— begin —
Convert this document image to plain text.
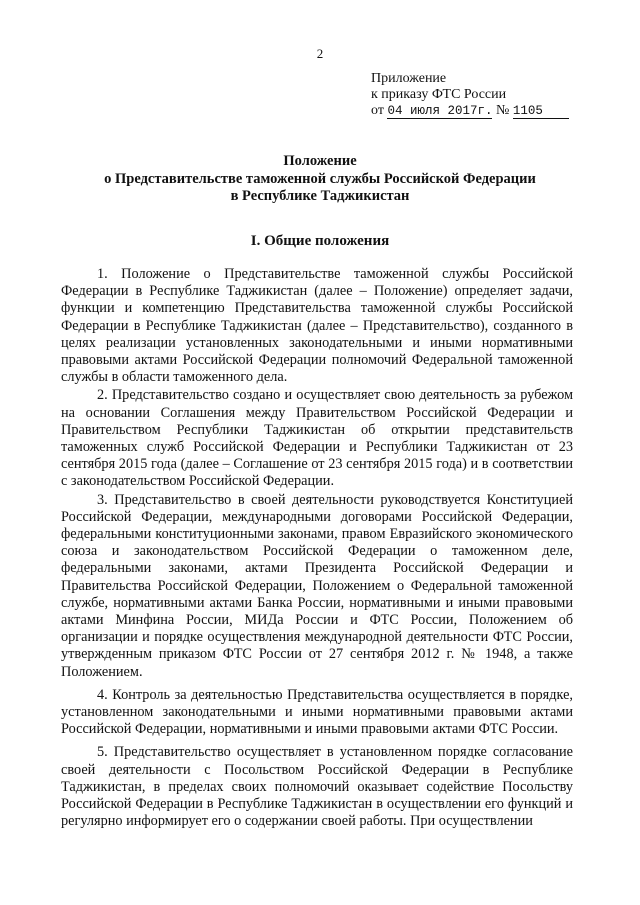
2
Приложение
к приказу ФТС России
от 04 июля 2017г. № 1105
Положение
о Представительстве таможенной службы Российской Федерации
в Республике Таджикистан
I. Общие положения

1. Положение о Представительстве таможенной службы Российской Федерации в Республике Таджикистан (далее – Положение) определяет задачи, функции и компетенцию Представительства таможенной службы Российской Федерации в Республике Таджикистан (далее – Представительство), созданного в целях реализации установленных законодательными и иными нормативными правовыми актами Российской Федерации полномочий Федеральной таможенной службы в области таможенного дела.

2. Представительство создано и осуществляет свою деятельность за рубежом на основании Соглашения между Правительством Российской Федерации и Правительством Республики Таджикистан об открытии представительств таможенных служб Российской Федерации и Республики Таджикистан от 23 сентября 2015 года (далее – Соглашение от 23 сентября 2015 года) и в соответствии с законодательством Российской Федерации.

3. Представительство в своей деятельности руководствуется Конституцией Российской Федерации, международными договорами Российской Федерации, федеральными конституционными законами, правом Евразийского экономического союза и законодательством Российской Федерации о таможенном деле, федеральными законами, актами Президента Российской Федерации и Правительства Российской Федерации, Положением о Федеральной таможенной службе, нормативными актами Банка России, нормативными и иными правовыми актами Минфина России, МИДа России и ФТС России, Положением об организации и порядке осуществления международной деятельности ФТС России, утвержденным приказом ФТС России от 27 сентября 2012 г. № 1948, а также Положением.

4. Контроль за деятельностью Представительства осуществляется в порядке, установленном законодательными и иными нормативными правовыми актами Российской Федерации, нормативными и иными правовыми актами ФТС России.

5. Представительство осуществляет в установленном порядке согласование своей деятельности с Посольством Российской Федерации в Республике Таджикистан, в пределах своих полномочий оказывает содействие Посольству Российской Федерации в Республике Таджикистан в осуществлении его функций и регулярно информирует его о содержании своей работы. При осуществлении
— end —
→ What is required:
Omit the pictures. Output every record above word for word.

→ Answer for this exercise:
Convert this document image to plain text.
2
Приложение
к приказу ФТС России
от 04 июля 2017г. № 1105
Положение
о Представительстве таможенной службы Российской Федерации
в Республике Таджикистан
I. Общие положения

1. Положение о Представительстве таможенной службы Российской Федерации в Республике Таджикистан (далее – Положение) определяет задачи, функции и компетенцию Представительства таможенной службы Российской Федерации в Республике Таджикистан (далее – Представительство), созданного в целях реализации установленных законодательными и иными нормативными правовыми актами Российской Федерации полномочий Федеральной таможенной службы в области таможенного дела.

2. Представительство создано и осуществляет свою деятельность за рубежом на основании Соглашения между Правительством Российской Федерации и Правительством Республики Таджикистан об открытии представительств таможенных служб Российской Федерации и Республики Таджикистан от 23 сентября 2015 года (далее – Соглашение от 23 сентября 2015 года) и в соответствии с законодательством Российской Федерации.

3. Представительство в своей деятельности руководствуется Конституцией Российской Федерации, международными договорами Российской Федерации, федеральными конституционными законами, правом Евразийского экономического союза и законодательством Российской Федерации о таможенном деле, федеральными законами, актами Президента Российской Федерации и Правительства Российской Федерации, Положением о Федеральной таможенной службе, нормативными актами Банка России, нормативными и иными правовыми актами Минфина России, МИДа России и ФТС России, Положением об организации и порядке осуществления международной деятельности ФТС России, утвержденным приказом ФТС России от 27 сентября 2012 г. № 1948, а также Положением.

4. Контроль за деятельностью Представительства осуществляется в порядке, установленном законодательными и иными нормативными правовыми актами Российской Федерации, нормативными и иными правовыми актами ФТС России.

5. Представительство осуществляет в установленном порядке согласование своей деятельности с Посольством Российской Федерации в Республике Таджикистан, в пределах своих полномочий оказывает содействие Посольству Российской Федерации в Республике Таджикистан в осуществлении его функций и регулярно информирует его о содержании своей работы. При осуществлении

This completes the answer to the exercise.